● Records shown
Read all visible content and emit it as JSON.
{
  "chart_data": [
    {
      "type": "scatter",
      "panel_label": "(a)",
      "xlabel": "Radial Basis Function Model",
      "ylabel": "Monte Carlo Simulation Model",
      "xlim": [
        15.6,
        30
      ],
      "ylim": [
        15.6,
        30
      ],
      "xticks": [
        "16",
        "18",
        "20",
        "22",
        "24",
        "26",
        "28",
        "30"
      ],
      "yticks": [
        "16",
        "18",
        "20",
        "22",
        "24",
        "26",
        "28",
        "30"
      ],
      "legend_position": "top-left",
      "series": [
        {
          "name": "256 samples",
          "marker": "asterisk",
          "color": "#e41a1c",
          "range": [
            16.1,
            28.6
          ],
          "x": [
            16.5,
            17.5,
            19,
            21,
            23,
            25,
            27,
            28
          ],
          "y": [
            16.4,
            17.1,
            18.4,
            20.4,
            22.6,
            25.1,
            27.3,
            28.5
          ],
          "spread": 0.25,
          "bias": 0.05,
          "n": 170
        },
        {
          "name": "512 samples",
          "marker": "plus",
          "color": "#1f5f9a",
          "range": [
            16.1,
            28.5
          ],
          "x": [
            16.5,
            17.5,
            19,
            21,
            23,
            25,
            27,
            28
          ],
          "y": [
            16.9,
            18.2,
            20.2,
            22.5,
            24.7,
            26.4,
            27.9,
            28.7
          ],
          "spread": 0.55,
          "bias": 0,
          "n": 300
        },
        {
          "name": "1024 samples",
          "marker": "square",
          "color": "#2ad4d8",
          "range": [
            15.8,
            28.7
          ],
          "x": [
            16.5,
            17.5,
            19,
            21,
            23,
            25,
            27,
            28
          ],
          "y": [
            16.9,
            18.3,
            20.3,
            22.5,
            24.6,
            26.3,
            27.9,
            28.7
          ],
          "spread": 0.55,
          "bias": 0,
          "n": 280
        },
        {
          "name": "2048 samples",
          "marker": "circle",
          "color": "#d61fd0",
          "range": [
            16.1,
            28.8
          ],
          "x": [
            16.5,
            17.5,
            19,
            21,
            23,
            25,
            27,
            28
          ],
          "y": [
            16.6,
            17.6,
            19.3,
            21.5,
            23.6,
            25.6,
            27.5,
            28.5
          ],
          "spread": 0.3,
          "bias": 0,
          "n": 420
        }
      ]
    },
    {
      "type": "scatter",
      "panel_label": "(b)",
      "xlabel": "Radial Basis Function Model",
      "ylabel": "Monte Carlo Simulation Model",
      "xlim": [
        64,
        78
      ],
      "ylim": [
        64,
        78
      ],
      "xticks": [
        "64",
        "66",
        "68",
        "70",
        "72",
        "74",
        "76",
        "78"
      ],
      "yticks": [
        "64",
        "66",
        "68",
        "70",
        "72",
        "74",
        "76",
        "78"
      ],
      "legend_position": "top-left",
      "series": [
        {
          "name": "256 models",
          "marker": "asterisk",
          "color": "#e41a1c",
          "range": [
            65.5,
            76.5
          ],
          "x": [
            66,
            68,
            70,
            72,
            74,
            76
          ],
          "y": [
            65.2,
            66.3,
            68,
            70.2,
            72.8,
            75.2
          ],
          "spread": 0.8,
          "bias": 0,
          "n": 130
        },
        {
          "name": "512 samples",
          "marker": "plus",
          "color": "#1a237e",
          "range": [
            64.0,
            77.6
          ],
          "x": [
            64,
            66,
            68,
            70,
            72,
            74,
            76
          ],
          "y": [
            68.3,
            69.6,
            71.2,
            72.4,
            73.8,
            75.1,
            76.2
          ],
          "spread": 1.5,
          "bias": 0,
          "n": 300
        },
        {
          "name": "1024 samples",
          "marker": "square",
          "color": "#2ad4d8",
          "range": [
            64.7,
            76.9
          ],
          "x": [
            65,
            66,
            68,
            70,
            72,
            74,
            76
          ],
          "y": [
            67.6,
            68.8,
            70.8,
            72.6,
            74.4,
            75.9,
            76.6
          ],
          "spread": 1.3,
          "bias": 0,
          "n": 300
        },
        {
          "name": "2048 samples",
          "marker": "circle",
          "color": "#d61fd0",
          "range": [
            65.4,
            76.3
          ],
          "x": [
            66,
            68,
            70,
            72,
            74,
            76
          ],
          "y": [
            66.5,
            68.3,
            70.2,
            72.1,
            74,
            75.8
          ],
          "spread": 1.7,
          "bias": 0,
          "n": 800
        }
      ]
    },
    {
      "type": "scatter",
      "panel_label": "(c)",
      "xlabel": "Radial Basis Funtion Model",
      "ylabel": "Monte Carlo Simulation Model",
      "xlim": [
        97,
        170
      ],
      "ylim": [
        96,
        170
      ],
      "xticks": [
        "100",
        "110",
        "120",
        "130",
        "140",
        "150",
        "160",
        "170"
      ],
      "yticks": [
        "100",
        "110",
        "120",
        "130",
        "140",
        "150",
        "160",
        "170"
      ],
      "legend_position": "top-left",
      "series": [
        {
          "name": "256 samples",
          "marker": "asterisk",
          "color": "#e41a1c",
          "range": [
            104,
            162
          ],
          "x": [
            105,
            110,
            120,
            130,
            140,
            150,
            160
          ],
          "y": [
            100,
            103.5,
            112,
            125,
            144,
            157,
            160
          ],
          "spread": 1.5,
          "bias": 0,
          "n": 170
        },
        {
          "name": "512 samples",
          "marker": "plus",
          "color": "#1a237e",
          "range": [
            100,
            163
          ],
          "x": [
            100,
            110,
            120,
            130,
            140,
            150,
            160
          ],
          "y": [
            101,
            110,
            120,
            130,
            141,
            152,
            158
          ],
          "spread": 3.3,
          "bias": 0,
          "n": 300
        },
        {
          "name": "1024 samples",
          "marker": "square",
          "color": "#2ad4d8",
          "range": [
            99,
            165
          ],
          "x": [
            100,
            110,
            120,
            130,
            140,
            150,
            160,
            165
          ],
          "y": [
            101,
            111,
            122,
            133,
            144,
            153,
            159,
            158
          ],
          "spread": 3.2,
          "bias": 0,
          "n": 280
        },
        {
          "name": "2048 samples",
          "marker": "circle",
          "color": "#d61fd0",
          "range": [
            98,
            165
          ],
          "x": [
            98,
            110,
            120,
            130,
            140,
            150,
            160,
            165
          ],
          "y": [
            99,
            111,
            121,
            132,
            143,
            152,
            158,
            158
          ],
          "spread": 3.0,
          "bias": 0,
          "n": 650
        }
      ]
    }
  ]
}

● Stated problem
Return every line exactly.

● Task solution
Read all visible content and emit it as JSON.
{
  "chart_data": [
    {
      "type": "scatter",
      "panel_label": "(a)",
      "xlabel": "Radial Basis Function Model",
      "ylabel": "Monte Carlo Simulation Model",
      "xlim": [
        15.6,
        30
      ],
      "ylim": [
        15.6,
        30
      ],
      "xticks": [
        "16",
        "18",
        "20",
        "22",
        "24",
        "26",
        "28",
        "30"
      ],
      "yticks": [
        "16",
        "18",
        "20",
        "22",
        "24",
        "26",
        "28",
        "30"
      ],
      "legend_position": "top-left",
      "series": [
        {
          "name": "256 samples",
          "marker": "asterisk",
          "color": "#e41a1c",
          "range": [
            16.1,
            28.6
          ],
          "x": [
            16.5,
            17.5,
            19,
            21,
            23,
            25,
            27,
            28
          ],
          "y": [
            16.4,
            17.1,
            18.4,
            20.4,
            22.6,
            25.1,
            27.3,
            28.5
          ],
          "spread": 0.25,
          "bias": 0.05,
          "n": 170
        },
        {
          "name": "512 samples",
          "marker": "plus",
          "color": "#1f5f9a",
          "range": [
            16.1,
            28.5
          ],
          "x": [
            16.5,
            17.5,
            19,
            21,
            23,
            25,
            27,
            28
          ],
          "y": [
            16.9,
            18.2,
            20.2,
            22.5,
            24.7,
            26.4,
            27.9,
            28.7
          ],
          "spread": 0.55,
          "bias": 0,
          "n": 300
        },
        {
          "name": "1024 samples",
          "marker": "square",
          "color": "#2ad4d8",
          "range": [
            15.8,
            28.7
          ],
          "x": [
            16.5,
            17.5,
            19,
            21,
            23,
            25,
            27,
            28
          ],
          "y": [
            16.9,
            18.3,
            20.3,
            22.5,
            24.6,
            26.3,
            27.9,
            28.7
          ],
          "spread": 0.55,
          "bias": 0,
          "n": 280
        },
        {
          "name": "2048 samples",
          "marker": "circle",
          "color": "#d61fd0",
          "range": [
            16.1,
            28.8
          ],
          "x": [
            16.5,
            17.5,
            19,
            21,
            23,
            25,
            27,
            28
          ],
          "y": [
            16.6,
            17.6,
            19.3,
            21.5,
            23.6,
            25.6,
            27.5,
            28.5
          ],
          "spread": 0.3,
          "bias": 0,
          "n": 420
        }
      ]
    },
    {
      "type": "scatter",
      "panel_label": "(b)",
      "xlabel": "Radial Basis Function Model",
      "ylabel": "Monte Carlo Simulation Model",
      "xlim": [
        64,
        78
      ],
      "ylim": [
        64,
        78
      ],
      "xticks": [
        "64",
        "66",
        "68",
        "70",
        "72",
        "74",
        "76",
        "78"
      ],
      "yticks": [
        "64",
        "66",
        "68",
        "70",
        "72",
        "74",
        "76",
        "78"
      ],
      "legend_position": "top-left",
      "series": [
        {
          "name": "256 models",
          "marker": "asterisk",
          "color": "#e41a1c",
          "range": [
            65.5,
            76.5
          ],
          "x": [
            66,
            68,
            70,
            72,
            74,
            76
          ],
          "y": [
            65.2,
            66.3,
            68,
            70.2,
            72.8,
            75.2
          ],
          "spread": 0.8,
          "bias": 0,
          "n": 130
        },
        {
          "name": "512 samples",
          "marker": "plus",
          "color": "#1a237e",
          "range": [
            64.0,
            77.6
          ],
          "x": [
            64,
            66,
            68,
            70,
            72,
            74,
            76
          ],
          "y": [
            68.3,
            69.6,
            71.2,
            72.4,
            73.8,
            75.1,
            76.2
          ],
          "spread": 1.5,
          "bias": 0,
          "n": 300
        },
        {
          "name": "1024 samples",
          "marker": "square",
          "color": "#2ad4d8",
          "range": [
            64.7,
            76.9
          ],
          "x": [
            65,
            66,
            68,
            70,
            72,
            74,
            76
          ],
          "y": [
            67.6,
            68.8,
            70.8,
            72.6,
            74.4,
            75.9,
            76.6
          ],
          "spread": 1.3,
          "bias": 0,
          "n": 300
        },
        {
          "name": "2048 samples",
          "marker": "circle",
          "color": "#d61fd0",
          "range": [
            65.4,
            76.3
          ],
          "x": [
            66,
            68,
            70,
            72,
            74,
            76
          ],
          "y": [
            66.5,
            68.3,
            70.2,
            72.1,
            74,
            75.8
          ],
          "spread": 1.7,
          "bias": 0,
          "n": 800
        }
      ]
    },
    {
      "type": "scatter",
      "panel_label": "(c)",
      "xlabel": "Radial Basis Funtion Model",
      "ylabel": "Monte Carlo Simulation Model",
      "xlim": [
        97,
        170
      ],
      "ylim": [
        96,
        170
      ],
      "xticks": [
        "100",
        "110",
        "120",
        "130",
        "140",
        "150",
        "160",
        "170"
      ],
      "yticks": [
        "100",
        "110",
        "120",
        "130",
        "140",
        "150",
        "160",
        "170"
      ],
      "legend_position": "top-left",
      "series": [
        {
          "name": "256 samples",
          "marker": "asterisk",
          "color": "#e41a1c",
          "range": [
            104,
            162
          ],
          "x": [
            105,
            110,
            120,
            130,
            140,
            150,
            160
          ],
          "y": [
            100,
            103.5,
            112,
            125,
            144,
            157,
            160
          ],
          "spread": 1.5,
          "bias": 0,
          "n": 170
        },
        {
          "name": "512 samples",
          "marker": "plus",
          "color": "#1a237e",
          "range": [
            100,
            163
          ],
          "x": [
            100,
            110,
            120,
            130,
            140,
            150,
            160
          ],
          "y": [
            101,
            110,
            120,
            130,
            141,
            152,
            158
          ],
          "spread": 3.3,
          "bias": 0,
          "n": 300
        },
        {
          "name": "1024 samples",
          "marker": "square",
          "color": "#2ad4d8",
          "range": [
            99,
            165
          ],
          "x": [
            100,
            110,
            120,
            130,
            140,
            150,
            160,
            165
          ],
          "y": [
            101,
            111,
            122,
            133,
            144,
            153,
            159,
            158
          ],
          "spread": 3.2,
          "bias": 0,
          "n": 280
        },
        {
          "name": "2048 samples",
          "marker": "circle",
          "color": "#d61fd0",
          "range": [
            98,
            165
          ],
          "x": [
            98,
            110,
            120,
            130,
            140,
            150,
            160,
            165
          ],
          "y": [
            99,
            111,
            121,
            132,
            143,
            152,
            158,
            158
          ],
          "spread": 3.0,
          "bias": 0,
          "n": 650
        }
      ]
    }
  ]
}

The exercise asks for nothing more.